*Your assignment:*
Report only the number of lines in the entries below that hold the word "Technology".

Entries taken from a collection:
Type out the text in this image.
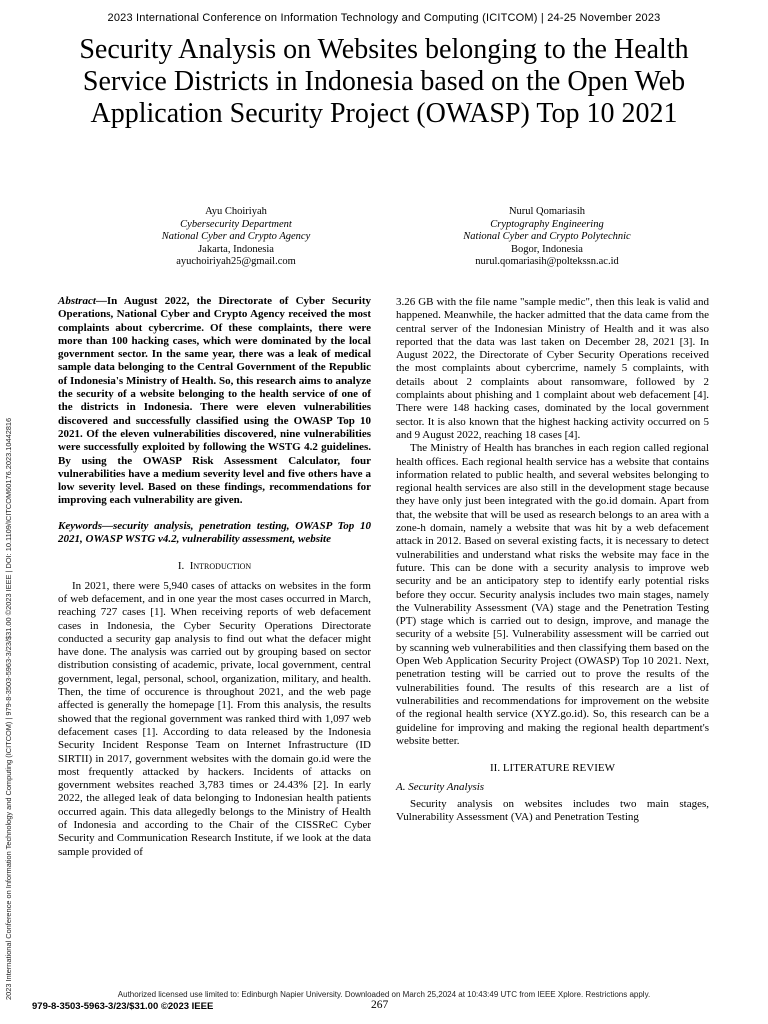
2023 International Conference on Information Technology and Computing (ICITCOM) | 24-25 November 2023
Security Analysis on Websites belonging to the Health Service Districts in Indonesia based on the Open Web Application Security Project (OWASP) Top 10 2021
Ayu Choiriyah
Cybersecurity Department
National Cyber and Crypto Agency
Jakarta, Indonesia
ayuchoiriyah25@gmail.com
Nurul Qomariasih
Cryptography Engineering
National Cyber and Crypto Polytechnic
Bogor, Indonesia
nurul.qomariasih@poltekssn.ac.id
2023 International Conference on Information Technology and Computing (ICITCOM) | 979-8-3503-5963-3/23/$31.00 ©2023 IEEE | DOI: 10.1109/ICITCOM60176.2023.10442816

Abstract—In August 2022, the Directorate of Cyber Security Operations, National Cyber and Crypto Agency received the most complaints about cybercrime. Of these complaints, there were more than 100 hacking cases, which were dominated by the local government sector. In the same year, there was a leak of medical sample data belonging to the Central Government of the Republic of Indonesia's Ministry of Health. So, this research aims to analyze the security of a website belonging to the health service of one of the districts in Indonesia. There were eleven vulnerabilities discovered and successfully classified using the OWASP Top 10 2021. Of the eleven vulnerabilities discovered, nine vulnerabilities were successfully exploited by following the WSTG 4.2 guidelines. By using the OWASP Risk Assessment Calculator, four vulnerabilities have a medium severity level and five others have a low severity level. Based on these findings, recommendations for improving each vulnerability are given.

Keywords—security analysis, penetration testing, OWASP Top 10 2021, OWASP WSTG v4.2, vulnerability assessment, website

I. Introduction

In 2021, there were 5,940 cases of attacks on websites in the form of web defacement, and in one year the most cases occurred in March, reaching 727 cases [1]. When receiving reports of web defacement cases in Indonesia, the Cyber Security Operations Directorate conducted a security gap analysis to find out what the defacer might have done. The analysis was carried out by grouping based on sector distribution consisting of academic, private, local government, central government, legal, personal, school, organization, military, and health. Then, the time of occurence is throughout 2021, and the web page affected is generally the homepage [1]. From this analysis, the results showed that the regional government was ranked third with 1,097 web defacement cases [1]. According to data released by the Indonesia Security Incident Response Team on Internet Infrastructure (ID SIRTII) in 2017, government websites with the domain go.id were the most frequently attacked by hackers. Incidents of attacks on government websites reached 3,783 times or 24.43% [2]. In early 2022, the alleged leak of data belonging to Indonesian health patients occurred again. This data allegedly belongs to the Ministry of Health of Indonesia and according to the Chair of the CISSReC Cyber Security and Communication Research Institute, if we look at the data sample provided of

3.26 GB with the file name "sample medic", then this leak is valid and happened. Meanwhile, the hacker admitted that the data came from the central server of the Indonesian Ministry of Health and it was also reported that the data was last taken on December 28, 2021 [3]. In August 2022, the Directorate of Cyber Security Operations received the most complaints about cybercrime, namely 5 complaints, with details about 2 complaints about ransomware, followed by 2 complaints about phishing and 1 complaint about web defacement [4]. There were 148 hacking cases, dominated by the local government sector. It is also known that the highest hacking activity occurred on 5 and 9 August 2022, reaching 18 cases [4].

The Ministry of Health has branches in each region called regional health offices. Each regional health service has a website that contains information related to public health, and several websites belonging to regional health services are also still in the development stage because they have only just been integrated with the go.id domain. Apart from that, the website that will be used as research belongs to an area with a zone-h domain, namely a website that was hit by a web defacement attack in 2012. Based on several existing facts, it is necessary to detect vulnerabilities and understand what risks the website may face in the future. This can be done with a security analysis to improve web security and be an anticipatory step to identify early potential risks before they occur. Security analysis includes two main stages, namely the Vulnerability Assessment (VA) stage and the Penetration Testing (PT) stage which is carried out to design, improve, and manage the security of a website [5]. Vulnerability assessment will be carried out by scanning web vulnerabilities and then classifying them based on the Open Web Application Security Project (OWASP) Top 10 2021. Next, penetration testing will be carried out to prove the results of the vulnerabilities found. The results of this research are a list of vulnerabilities and recommendations for improvement on the website of the regional health service (XYZ.go.id). So, this research can be a guideline for improving and making the regional health department's website better.

II. LITERATURE REVIEW

A. Security Analysis

Security analysis on websites includes two main stages, Vulnerability Assessment (VA) and Penetration Testing

Authorized licensed use limited to: Edinburgh Napier University. Downloaded on March 25,2024 at 10:43:49 UTC from IEEE Xplore. Restrictions apply.
979-8-3503-5963-3/23/$31.00 ©2023 IEEE	267
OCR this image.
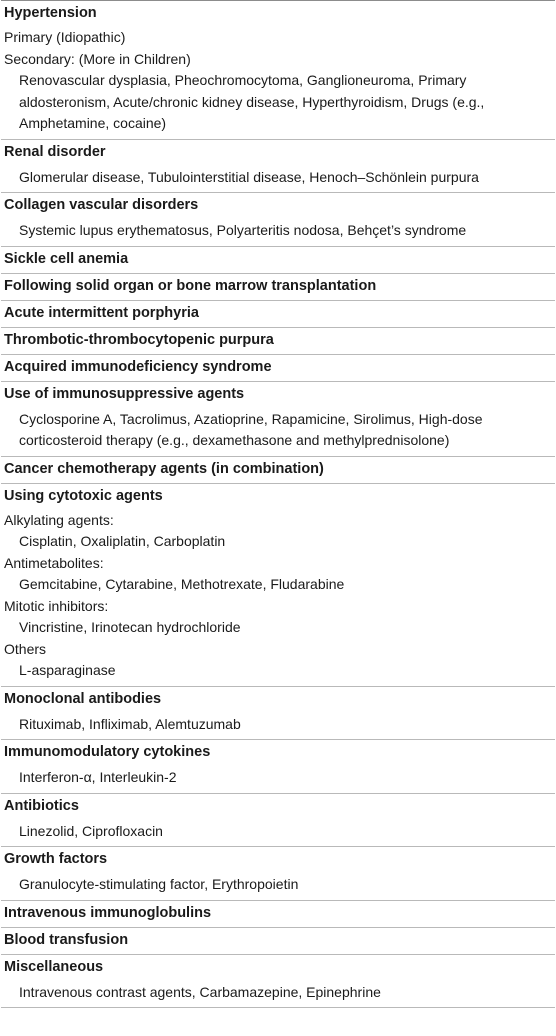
Hypertension
Primary (Idiopathic)
Secondary: (More in Children)
Renovascular dysplasia, Pheochromocytoma, Ganglioneuroma, Primary aldosteronism, Acute/chronic kidney disease, Hyperthyroidism, Drugs (e.g., Amphetamine, cocaine)
Renal disorder
Glomerular disease, Tubulointerstitial disease, Henoch–Schönlein purpura
Collagen vascular disorders
Systemic lupus erythematosus, Polyarteritis nodosa, Behçet’s syndrome
Sickle cell anemia
Following solid organ or bone marrow transplantation
Acute intermittent porphyria
Thrombotic-thrombocytopenic purpura
Acquired immunodeficiency syndrome
Use of immunosuppressive agents
Cyclosporine A, Tacrolimus, Azatioprine, Rapamicine, Sirolimus, High-dose corticosteroid therapy (e.g., dexamethasone and methylprednisolone)
Cancer chemotherapy agents (in combination)
Using cytotoxic agents
Alkylating agents:
Cisplatin, Oxaliplatin, Carboplatin
Antimetabolites:
Gemcitabine, Cytarabine, Methotrexate, Fludarabine
Mitotic inhibitors:
Vincristine, Irinotecan hydrochloride
Others
L-asparaginase
Monoclonal antibodies
Rituximab, Infliximab, Alemtuzumab
Immunomodulatory cytokines
Interferon-α, Interleukin-2
Antibiotics
Linezolid, Ciprofloxacin
Growth factors
Granulocyte-stimulating factor, Erythropoietin
Intravenous immunoglobulins
Blood transfusion
Miscellaneous
Intravenous contrast agents, Carbamazepine, Epinephrine
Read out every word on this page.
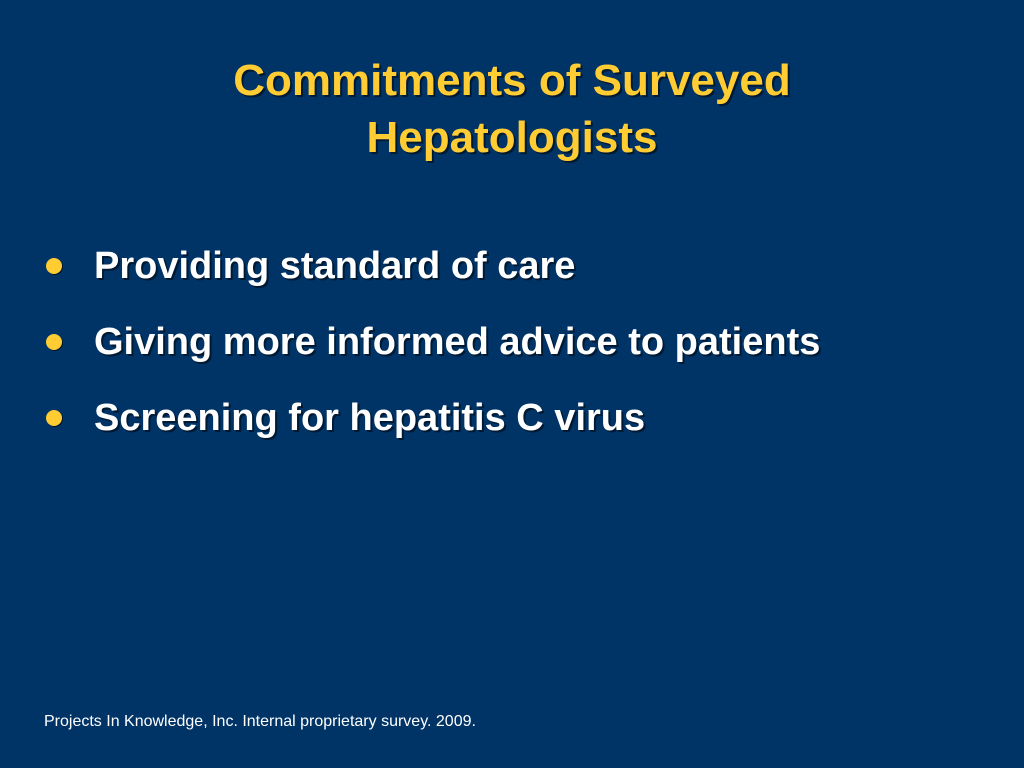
Commitments of Surveyed
Hepatologists
Providing standard of care
Giving more informed advice to patients
Screening for hepatitis C virus

Projects In Knowledge, Inc. Internal proprietary survey. 2009.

*Answer space:*
2